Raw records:
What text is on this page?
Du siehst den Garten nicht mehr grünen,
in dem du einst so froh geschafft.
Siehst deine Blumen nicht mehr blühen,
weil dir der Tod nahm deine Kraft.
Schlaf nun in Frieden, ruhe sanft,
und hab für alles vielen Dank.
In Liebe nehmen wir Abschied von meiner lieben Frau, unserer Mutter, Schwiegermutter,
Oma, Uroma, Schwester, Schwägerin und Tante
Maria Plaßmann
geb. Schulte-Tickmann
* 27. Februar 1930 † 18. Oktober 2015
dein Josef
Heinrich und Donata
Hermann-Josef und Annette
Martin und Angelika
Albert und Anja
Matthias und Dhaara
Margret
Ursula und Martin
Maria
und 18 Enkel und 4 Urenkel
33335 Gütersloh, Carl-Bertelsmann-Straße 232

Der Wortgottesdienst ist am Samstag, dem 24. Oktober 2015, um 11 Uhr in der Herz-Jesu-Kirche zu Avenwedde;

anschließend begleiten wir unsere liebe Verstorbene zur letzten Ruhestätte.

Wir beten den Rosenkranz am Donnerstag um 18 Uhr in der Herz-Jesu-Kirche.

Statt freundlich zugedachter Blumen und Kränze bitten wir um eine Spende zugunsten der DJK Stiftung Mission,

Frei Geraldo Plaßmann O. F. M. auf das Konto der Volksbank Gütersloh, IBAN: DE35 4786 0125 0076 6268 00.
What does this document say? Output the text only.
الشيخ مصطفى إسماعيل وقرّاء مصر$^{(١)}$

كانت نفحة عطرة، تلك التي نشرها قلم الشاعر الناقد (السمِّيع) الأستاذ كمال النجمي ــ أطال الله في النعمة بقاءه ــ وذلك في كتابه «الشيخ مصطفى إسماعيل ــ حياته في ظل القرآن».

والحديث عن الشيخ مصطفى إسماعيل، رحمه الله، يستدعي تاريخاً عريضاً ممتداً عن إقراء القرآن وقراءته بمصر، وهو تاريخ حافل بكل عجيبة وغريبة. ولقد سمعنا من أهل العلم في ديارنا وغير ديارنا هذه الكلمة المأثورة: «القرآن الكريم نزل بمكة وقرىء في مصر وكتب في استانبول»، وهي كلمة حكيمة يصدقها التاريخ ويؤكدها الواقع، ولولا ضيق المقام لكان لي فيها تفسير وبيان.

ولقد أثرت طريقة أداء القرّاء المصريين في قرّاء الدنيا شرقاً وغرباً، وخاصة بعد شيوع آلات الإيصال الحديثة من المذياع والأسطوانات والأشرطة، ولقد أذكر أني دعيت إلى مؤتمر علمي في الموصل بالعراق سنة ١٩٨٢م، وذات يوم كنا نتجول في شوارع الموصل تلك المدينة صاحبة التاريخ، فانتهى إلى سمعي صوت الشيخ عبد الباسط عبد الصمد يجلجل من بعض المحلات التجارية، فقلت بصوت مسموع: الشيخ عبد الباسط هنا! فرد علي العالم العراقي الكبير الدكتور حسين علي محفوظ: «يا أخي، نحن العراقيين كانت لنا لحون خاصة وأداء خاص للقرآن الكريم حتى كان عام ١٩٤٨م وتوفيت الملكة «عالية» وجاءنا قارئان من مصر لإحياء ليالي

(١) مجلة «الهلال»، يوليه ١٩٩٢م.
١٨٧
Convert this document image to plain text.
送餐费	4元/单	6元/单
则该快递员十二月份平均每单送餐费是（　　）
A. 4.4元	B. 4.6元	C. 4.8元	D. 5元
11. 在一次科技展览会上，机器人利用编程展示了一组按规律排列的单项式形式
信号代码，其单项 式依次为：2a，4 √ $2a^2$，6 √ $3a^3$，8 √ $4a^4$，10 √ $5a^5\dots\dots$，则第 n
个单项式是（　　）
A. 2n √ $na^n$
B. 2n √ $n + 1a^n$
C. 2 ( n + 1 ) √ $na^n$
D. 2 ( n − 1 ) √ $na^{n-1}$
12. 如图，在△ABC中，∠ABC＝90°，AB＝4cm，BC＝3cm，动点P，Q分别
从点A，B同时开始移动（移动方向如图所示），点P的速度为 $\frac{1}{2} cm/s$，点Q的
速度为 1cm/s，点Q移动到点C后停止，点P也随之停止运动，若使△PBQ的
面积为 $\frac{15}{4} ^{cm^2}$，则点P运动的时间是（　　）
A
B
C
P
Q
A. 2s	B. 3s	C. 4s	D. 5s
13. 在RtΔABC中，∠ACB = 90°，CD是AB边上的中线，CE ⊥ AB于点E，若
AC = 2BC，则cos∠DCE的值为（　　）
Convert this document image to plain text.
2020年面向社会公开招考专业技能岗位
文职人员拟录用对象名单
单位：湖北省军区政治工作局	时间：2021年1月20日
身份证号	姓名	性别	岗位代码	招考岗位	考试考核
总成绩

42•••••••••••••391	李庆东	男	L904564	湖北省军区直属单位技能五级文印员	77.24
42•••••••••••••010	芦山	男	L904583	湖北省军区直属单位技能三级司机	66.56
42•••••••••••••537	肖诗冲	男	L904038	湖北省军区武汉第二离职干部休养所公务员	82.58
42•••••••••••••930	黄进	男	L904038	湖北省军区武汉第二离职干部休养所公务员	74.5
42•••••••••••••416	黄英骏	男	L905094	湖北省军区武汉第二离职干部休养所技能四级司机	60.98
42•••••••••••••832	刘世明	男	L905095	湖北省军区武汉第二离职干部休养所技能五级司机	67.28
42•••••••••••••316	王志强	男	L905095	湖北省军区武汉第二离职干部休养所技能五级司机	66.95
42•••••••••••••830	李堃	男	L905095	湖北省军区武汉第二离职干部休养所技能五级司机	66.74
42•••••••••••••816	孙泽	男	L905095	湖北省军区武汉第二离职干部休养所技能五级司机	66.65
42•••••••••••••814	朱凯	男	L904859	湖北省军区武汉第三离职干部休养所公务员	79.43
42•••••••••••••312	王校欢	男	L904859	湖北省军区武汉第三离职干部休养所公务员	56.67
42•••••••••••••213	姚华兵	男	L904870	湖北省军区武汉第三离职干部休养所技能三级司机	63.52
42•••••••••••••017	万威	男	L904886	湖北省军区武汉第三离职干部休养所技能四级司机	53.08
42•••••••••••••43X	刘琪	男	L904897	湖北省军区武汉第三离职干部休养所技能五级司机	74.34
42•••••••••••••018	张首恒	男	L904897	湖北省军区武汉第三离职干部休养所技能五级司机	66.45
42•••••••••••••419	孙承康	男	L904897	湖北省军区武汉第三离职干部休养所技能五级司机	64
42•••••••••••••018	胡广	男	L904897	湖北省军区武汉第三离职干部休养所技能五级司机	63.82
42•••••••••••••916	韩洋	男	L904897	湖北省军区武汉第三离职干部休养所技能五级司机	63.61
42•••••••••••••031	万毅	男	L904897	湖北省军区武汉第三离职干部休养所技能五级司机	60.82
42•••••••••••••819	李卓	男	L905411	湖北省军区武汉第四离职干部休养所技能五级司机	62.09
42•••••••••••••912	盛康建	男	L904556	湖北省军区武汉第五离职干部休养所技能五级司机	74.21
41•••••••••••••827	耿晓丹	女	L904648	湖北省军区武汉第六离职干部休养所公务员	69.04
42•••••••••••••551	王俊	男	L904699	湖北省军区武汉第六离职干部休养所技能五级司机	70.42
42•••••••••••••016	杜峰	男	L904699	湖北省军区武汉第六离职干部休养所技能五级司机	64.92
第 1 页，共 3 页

What the task requires:
Return each entry from the material above exactly as it appears.

Answer for this exercise:
What text is on this page?
Du siehst den Garten nicht mehr grünen,
in dem du einst so froh geschafft.
Siehst deine Blumen nicht mehr blühen,
weil dir der Tod nahm deine Kraft.
Schlaf nun in Frieden, ruhe sanft,
und hab für alles vielen Dank.
In Liebe nehmen wir Abschied von meiner lieben Frau, unserer Mutter, Schwiegermutter,
Oma, Uroma, Schwester, Schwägerin und Tante
Maria Plaßmann
geb. Schulte-Tickmann
* 27. Februar 1930 † 18. Oktober 2015
dein Josef
Heinrich und Donata
Hermann-Josef und Annette
Martin und Angelika
Albert und Anja
Matthias und Dhaara
Margret
Ursula und Martin
Maria
und 18 Enkel und 4 Urenkel
33335 Gütersloh, Carl-Bertelsmann-Straße 232

Der Wortgottesdienst ist am Samstag, dem 24. Oktober 2015, um 11 Uhr in der Herz-Jesu-Kirche zu Avenwedde;

anschließend begleiten wir unsere liebe Verstorbene zur letzten Ruhestätte.

Wir beten den Rosenkranz am Donnerstag um 18 Uhr in der Herz-Jesu-Kirche.

Statt freundlich zugedachter Blumen und Kränze bitten wir um eine Spende zugunsten der DJK Stiftung Mission,

Frei Geraldo Plaßmann O. F. M. auf das Konto der Volksbank Gütersloh, IBAN: DE35 4786 0125 0076 6268 00.
What does this document say? Output the text only.
الشيخ مصطفى إسماعيل وقرّاء مصر$^{(١)}$

كانت نفحة عطرة، تلك التي نشرها قلم الشاعر الناقد (السمِّيع) الأستاذ كمال النجمي ــ أطال الله في النعمة بقاءه ــ وذلك في كتابه «الشيخ مصطفى إسماعيل ــ حياته في ظل القرآن».

والحديث عن الشيخ مصطفى إسماعيل، رحمه الله، يستدعي تاريخاً عريضاً ممتداً عن إقراء القرآن وقراءته بمصر، وهو تاريخ حافل بكل عجيبة وغريبة. ولقد سمعنا من أهل العلم في ديارنا وغير ديارنا هذه الكلمة المأثورة: «القرآن الكريم نزل بمكة وقرىء في مصر وكتب في استانبول»، وهي كلمة حكيمة يصدقها التاريخ ويؤكدها الواقع، ولولا ضيق المقام لكان لي فيها تفسير وبيان.

ولقد أثرت طريقة أداء القرّاء المصريين في قرّاء الدنيا شرقاً وغرباً، وخاصة بعد شيوع آلات الإيصال الحديثة من المذياع والأسطوانات والأشرطة، ولقد أذكر أني دعيت إلى مؤتمر علمي في الموصل بالعراق سنة ١٩٨٢م، وذات يوم كنا نتجول في شوارع الموصل تلك المدينة صاحبة التاريخ، فانتهى إلى سمعي صوت الشيخ عبد الباسط عبد الصمد يجلجل من بعض المحلات التجارية، فقلت بصوت مسموع: الشيخ عبد الباسط هنا! فرد علي العالم العراقي الكبير الدكتور حسين علي محفوظ: «يا أخي، نحن العراقيين كانت لنا لحون خاصة وأداء خاص للقرآن الكريم حتى كان عام ١٩٤٨م وتوفيت الملكة «عالية» وجاءنا قارئان من مصر لإحياء ليالي

(١) مجلة «الهلال»، يوليه ١٩٩٢م.
١٨٧
Convert this document image to plain text.
送餐费	4元/单	6元/单
则该快递员十二月份平均每单送餐费是（　　）
A. 4.4元	B. 4.6元	C. 4.8元	D. 5元
11. 在一次科技展览会上，机器人利用编程展示了一组按规律排列的单项式形式
信号代码，其单项 式依次为：2a，4 √ $2a^2$，6 √ $3a^3$，8 √ $4a^4$，10 √ $5a^5\dots\dots$，则第 n
个单项式是（　　）
A. 2n √ $na^n$
B. 2n √ $n + 1a^n$
C. 2 ( n + 1 ) √ $na^n$
D. 2 ( n − 1 ) √ $na^{n-1}$
12. 如图，在△ABC中，∠ABC＝90°，AB＝4cm，BC＝3cm，动点P，Q分别
从点A，B同时开始移动（移动方向如图所示），点P的速度为 $\frac{1}{2} cm/s$，点Q的
速度为 1cm/s，点Q移动到点C后停止，点P也随之停止运动，若使△PBQ的
面积为 $\frac{15}{4} ^{cm^2}$，则点P运动的时间是（　　）
A
B
C
P
Q
A. 2s	B. 3s	C. 4s	D. 5s
13. 在RtΔABC中，∠ACB = 90°，CD是AB边上的中线，CE ⊥ AB于点E，若
AC = 2BC，则cos∠DCE的值为（　　）
Convert this document image to plain text.
2020年面向社会公开招考专业技能岗位
文职人员拟录用对象名单
单位：湖北省军区政治工作局	时间：2021年1月20日
身份证号	姓名	性别	岗位代码	招考岗位	考试考核
总成绩

42•••••••••••••391	李庆东	男	L904564	湖北省军区直属单位技能五级文印员	77.24
42•••••••••••••010	芦山	男	L904583	湖北省军区直属单位技能三级司机	66.56
42•••••••••••••537	肖诗冲	男	L904038	湖北省军区武汉第二离职干部休养所公务员	82.58
42•••••••••••••930	黄进	男	L904038	湖北省军区武汉第二离职干部休养所公务员	74.5
42•••••••••••••416	黄英骏	男	L905094	湖北省军区武汉第二离职干部休养所技能四级司机	60.98
42•••••••••••••832	刘世明	男	L905095	湖北省军区武汉第二离职干部休养所技能五级司机	67.28
42•••••••••••••316	王志强	男	L905095	湖北省军区武汉第二离职干部休养所技能五级司机	66.95
42•••••••••••••830	李堃	男	L905095	湖北省军区武汉第二离职干部休养所技能五级司机	66.74
42•••••••••••••816	孙泽	男	L905095	湖北省军区武汉第二离职干部休养所技能五级司机	66.65
42•••••••••••••814	朱凯	男	L904859	湖北省军区武汉第三离职干部休养所公务员	79.43
42•••••••••••••312	王校欢	男	L904859	湖北省军区武汉第三离职干部休养所公务员	56.67
42•••••••••••••213	姚华兵	男	L904870	湖北省军区武汉第三离职干部休养所技能三级司机	63.52
42•••••••••••••017	万威	男	L904886	湖北省军区武汉第三离职干部休养所技能四级司机	53.08
42•••••••••••••43X	刘琪	男	L904897	湖北省军区武汉第三离职干部休养所技能五级司机	74.34
42•••••••••••••018	张首恒	男	L904897	湖北省军区武汉第三离职干部休养所技能五级司机	66.45
42•••••••••••••419	孙承康	男	L904897	湖北省军区武汉第三离职干部休养所技能五级司机	64
42•••••••••••••018	胡广	男	L904897	湖北省军区武汉第三离职干部休养所技能五级司机	63.82
42•••••••••••••916	韩洋	男	L904897	湖北省军区武汉第三离职干部休养所技能五级司机	63.61
42•••••••••••••031	万毅	男	L904897	湖北省军区武汉第三离职干部休养所技能五级司机	60.82
42•••••••••••••819	李卓	男	L905411	湖北省军区武汉第四离职干部休养所技能五级司机	62.09
42•••••••••••••912	盛康建	男	L904556	湖北省军区武汉第五离职干部休养所技能五级司机	74.21
41•••••••••••••827	耿晓丹	女	L904648	湖北省军区武汉第六离职干部休养所公务员	69.04
42•••••••••••••551	王俊	男	L904699	湖北省军区武汉第六离职干部休养所技能五级司机	70.42
42•••••••••••••016	杜峰	男	L904699	湖北省军区武汉第六离职干部休养所技能五级司机	64.92
第 1 页，共 3 页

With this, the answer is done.